What the task asks -
Print each of the entries exactly, leaving nothing out.

Dataset rows -
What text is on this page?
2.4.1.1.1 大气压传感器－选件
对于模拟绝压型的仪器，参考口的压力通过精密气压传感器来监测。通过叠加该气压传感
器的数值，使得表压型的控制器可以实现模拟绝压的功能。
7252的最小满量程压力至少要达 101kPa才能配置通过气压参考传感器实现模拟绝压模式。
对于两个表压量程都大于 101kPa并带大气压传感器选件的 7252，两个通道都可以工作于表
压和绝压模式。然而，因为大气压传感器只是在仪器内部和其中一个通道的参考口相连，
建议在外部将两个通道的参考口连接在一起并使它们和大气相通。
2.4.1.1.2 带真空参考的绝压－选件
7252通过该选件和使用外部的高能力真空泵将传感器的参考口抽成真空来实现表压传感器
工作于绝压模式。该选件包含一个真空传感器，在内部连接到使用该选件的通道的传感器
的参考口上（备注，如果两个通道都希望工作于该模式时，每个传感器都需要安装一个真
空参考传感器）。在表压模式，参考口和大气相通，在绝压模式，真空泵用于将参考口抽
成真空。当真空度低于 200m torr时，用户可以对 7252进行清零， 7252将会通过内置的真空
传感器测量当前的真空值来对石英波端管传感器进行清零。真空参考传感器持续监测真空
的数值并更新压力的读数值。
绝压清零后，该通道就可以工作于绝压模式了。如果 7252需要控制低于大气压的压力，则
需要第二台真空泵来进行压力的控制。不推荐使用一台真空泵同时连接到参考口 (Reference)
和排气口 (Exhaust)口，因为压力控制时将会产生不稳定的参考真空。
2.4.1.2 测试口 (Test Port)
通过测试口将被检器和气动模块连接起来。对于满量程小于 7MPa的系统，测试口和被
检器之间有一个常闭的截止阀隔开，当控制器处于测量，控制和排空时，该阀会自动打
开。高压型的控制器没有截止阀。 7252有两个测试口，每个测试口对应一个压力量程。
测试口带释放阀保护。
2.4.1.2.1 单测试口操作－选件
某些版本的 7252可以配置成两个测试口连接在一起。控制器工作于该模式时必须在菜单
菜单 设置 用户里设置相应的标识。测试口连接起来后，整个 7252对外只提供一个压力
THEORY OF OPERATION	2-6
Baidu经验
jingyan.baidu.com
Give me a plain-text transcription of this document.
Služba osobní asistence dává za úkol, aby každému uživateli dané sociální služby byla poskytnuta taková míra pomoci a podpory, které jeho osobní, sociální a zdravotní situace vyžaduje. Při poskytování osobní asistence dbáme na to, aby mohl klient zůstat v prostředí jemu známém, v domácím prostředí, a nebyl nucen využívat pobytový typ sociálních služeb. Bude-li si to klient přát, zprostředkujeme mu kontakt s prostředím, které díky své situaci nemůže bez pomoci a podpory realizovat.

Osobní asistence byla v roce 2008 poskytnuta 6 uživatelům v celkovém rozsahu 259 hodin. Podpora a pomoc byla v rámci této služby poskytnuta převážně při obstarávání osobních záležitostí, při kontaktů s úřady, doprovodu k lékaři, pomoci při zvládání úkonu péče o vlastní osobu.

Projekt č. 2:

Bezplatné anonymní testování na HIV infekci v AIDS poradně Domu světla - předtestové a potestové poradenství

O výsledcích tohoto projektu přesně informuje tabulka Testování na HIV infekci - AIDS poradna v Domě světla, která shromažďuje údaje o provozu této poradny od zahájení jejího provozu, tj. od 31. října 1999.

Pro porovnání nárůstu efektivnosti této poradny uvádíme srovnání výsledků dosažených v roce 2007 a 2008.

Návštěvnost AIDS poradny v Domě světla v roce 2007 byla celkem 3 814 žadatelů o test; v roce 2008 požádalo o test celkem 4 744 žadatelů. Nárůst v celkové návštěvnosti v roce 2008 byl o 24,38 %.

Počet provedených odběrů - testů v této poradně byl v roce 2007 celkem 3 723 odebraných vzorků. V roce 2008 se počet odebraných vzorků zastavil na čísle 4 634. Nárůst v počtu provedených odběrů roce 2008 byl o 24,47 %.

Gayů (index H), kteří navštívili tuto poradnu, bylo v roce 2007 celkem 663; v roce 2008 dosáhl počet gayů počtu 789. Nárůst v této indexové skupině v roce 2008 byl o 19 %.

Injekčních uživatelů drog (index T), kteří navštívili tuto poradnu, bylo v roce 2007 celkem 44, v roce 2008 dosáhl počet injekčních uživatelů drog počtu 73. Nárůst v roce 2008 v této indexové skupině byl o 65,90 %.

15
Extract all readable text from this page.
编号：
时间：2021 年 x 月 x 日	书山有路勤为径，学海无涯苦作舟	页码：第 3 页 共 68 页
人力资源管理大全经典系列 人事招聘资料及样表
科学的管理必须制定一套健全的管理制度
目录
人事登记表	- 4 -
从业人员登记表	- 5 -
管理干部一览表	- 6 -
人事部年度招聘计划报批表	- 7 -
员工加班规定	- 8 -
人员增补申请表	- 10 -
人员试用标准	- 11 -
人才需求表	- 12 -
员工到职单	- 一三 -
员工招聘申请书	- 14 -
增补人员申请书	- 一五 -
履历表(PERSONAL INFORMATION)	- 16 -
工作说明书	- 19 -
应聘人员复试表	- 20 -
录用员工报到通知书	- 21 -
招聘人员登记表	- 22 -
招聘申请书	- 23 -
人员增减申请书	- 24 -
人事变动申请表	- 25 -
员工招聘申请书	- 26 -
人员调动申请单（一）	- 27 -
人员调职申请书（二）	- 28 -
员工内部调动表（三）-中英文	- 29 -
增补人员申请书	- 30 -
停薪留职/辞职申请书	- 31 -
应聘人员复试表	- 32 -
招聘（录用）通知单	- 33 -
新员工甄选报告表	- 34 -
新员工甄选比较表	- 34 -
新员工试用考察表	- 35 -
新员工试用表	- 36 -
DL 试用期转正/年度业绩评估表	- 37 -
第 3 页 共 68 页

Result of this task -
What text is on this page?
2.4.1.1.1 大气压传感器－选件
对于模拟绝压型的仪器，参考口的压力通过精密气压传感器来监测。通过叠加该气压传感
器的数值，使得表压型的控制器可以实现模拟绝压的功能。
7252的最小满量程压力至少要达 101kPa才能配置通过气压参考传感器实现模拟绝压模式。
对于两个表压量程都大于 101kPa并带大气压传感器选件的 7252，两个通道都可以工作于表
压和绝压模式。然而，因为大气压传感器只是在仪器内部和其中一个通道的参考口相连，
建议在外部将两个通道的参考口连接在一起并使它们和大气相通。
2.4.1.1.2 带真空参考的绝压－选件
7252通过该选件和使用外部的高能力真空泵将传感器的参考口抽成真空来实现表压传感器
工作于绝压模式。该选件包含一个真空传感器，在内部连接到使用该选件的通道的传感器
的参考口上（备注，如果两个通道都希望工作于该模式时，每个传感器都需要安装一个真
空参考传感器）。在表压模式，参考口和大气相通，在绝压模式，真空泵用于将参考口抽
成真空。当真空度低于 200m torr时，用户可以对 7252进行清零， 7252将会通过内置的真空
传感器测量当前的真空值来对石英波端管传感器进行清零。真空参考传感器持续监测真空
的数值并更新压力的读数值。
绝压清零后，该通道就可以工作于绝压模式了。如果 7252需要控制低于大气压的压力，则
需要第二台真空泵来进行压力的控制。不推荐使用一台真空泵同时连接到参考口 (Reference)
和排气口 (Exhaust)口，因为压力控制时将会产生不稳定的参考真空。
2.4.1.2 测试口 (Test Port)
通过测试口将被检器和气动模块连接起来。对于满量程小于 7MPa的系统，测试口和被
检器之间有一个常闭的截止阀隔开，当控制器处于测量，控制和排空时，该阀会自动打
开。高压型的控制器没有截止阀。 7252有两个测试口，每个测试口对应一个压力量程。
测试口带释放阀保护。
2.4.1.2.1 单测试口操作－选件
某些版本的 7252可以配置成两个测试口连接在一起。控制器工作于该模式时必须在菜单
菜单 设置 用户里设置相应的标识。测试口连接起来后，整个 7252对外只提供一个压力
THEORY OF OPERATION	2-6
Baidu经验
jingyan.baidu.com
Give me a plain-text transcription of this document.
Služba osobní asistence dává za úkol, aby každému uživateli dané sociální služby byla poskytnuta taková míra pomoci a podpory, které jeho osobní, sociální a zdravotní situace vyžaduje. Při poskytování osobní asistence dbáme na to, aby mohl klient zůstat v prostředí jemu známém, v domácím prostředí, a nebyl nucen využívat pobytový typ sociálních služeb. Bude-li si to klient přát, zprostředkujeme mu kontakt s prostředím, které díky své situaci nemůže bez pomoci a podpory realizovat.

Osobní asistence byla v roce 2008 poskytnuta 6 uživatelům v celkovém rozsahu 259 hodin. Podpora a pomoc byla v rámci této služby poskytnuta převážně při obstarávání osobních záležitostí, při kontaktů s úřady, doprovodu k lékaři, pomoci při zvládání úkonu péče o vlastní osobu.

Projekt č. 2:

Bezplatné anonymní testování na HIV infekci v AIDS poradně Domu světla - předtestové a potestové poradenství

O výsledcích tohoto projektu přesně informuje tabulka Testování na HIV infekci - AIDS poradna v Domě světla, která shromažďuje údaje o provozu této poradny od zahájení jejího provozu, tj. od 31. října 1999.

Pro porovnání nárůstu efektivnosti této poradny uvádíme srovnání výsledků dosažených v roce 2007 a 2008.

Návštěvnost AIDS poradny v Domě světla v roce 2007 byla celkem 3 814 žadatelů o test; v roce 2008 požádalo o test celkem 4 744 žadatelů. Nárůst v celkové návštěvnosti v roce 2008 byl o 24,38 %.

Počet provedených odběrů - testů v této poradně byl v roce 2007 celkem 3 723 odebraných vzorků. V roce 2008 se počet odebraných vzorků zastavil na čísle 4 634. Nárůst v počtu provedených odběrů roce 2008 byl o 24,47 %.

Gayů (index H), kteří navštívili tuto poradnu, bylo v roce 2007 celkem 663; v roce 2008 dosáhl počet gayů počtu 789. Nárůst v této indexové skupině v roce 2008 byl o 19 %.

Injekčních uživatelů drog (index T), kteří navštívili tuto poradnu, bylo v roce 2007 celkem 44, v roce 2008 dosáhl počet injekčních uživatelů drog počtu 73. Nárůst v roce 2008 v této indexové skupině byl o 65,90 %.

15
Extract all readable text from this page.
编号：
时间：2021 年 x 月 x 日	书山有路勤为径，学海无涯苦作舟	页码：第 3 页 共 68 页
人力资源管理大全经典系列 人事招聘资料及样表
科学的管理必须制定一套健全的管理制度
目录
人事登记表	- 4 -
从业人员登记表	- 5 -
管理干部一览表	- 6 -
人事部年度招聘计划报批表	- 7 -
员工加班规定	- 8 -
人员增补申请表	- 10 -
人员试用标准	- 11 -
人才需求表	- 12 -
员工到职单	- 一三 -
员工招聘申请书	- 14 -
增补人员申请书	- 一五 -
履历表(PERSONAL INFORMATION)	- 16 -
工作说明书	- 19 -
应聘人员复试表	- 20 -
录用员工报到通知书	- 21 -
招聘人员登记表	- 22 -
招聘申请书	- 23 -
人员增减申请书	- 24 -
人事变动申请表	- 25 -
员工招聘申请书	- 26 -
人员调动申请单（一）	- 27 -
人员调职申请书（二）	- 28 -
员工内部调动表（三）-中英文	- 29 -
增补人员申请书	- 30 -
停薪留职/辞职申请书	- 31 -
应聘人员复试表	- 32 -
招聘（录用）通知单	- 33 -
新员工甄选报告表	- 34 -
新员工甄选比较表	- 34 -
新员工试用考察表	- 35 -
新员工试用表	- 36 -
DL 试用期转正/年度业绩评估表	- 37 -
第 3 页 共 68 页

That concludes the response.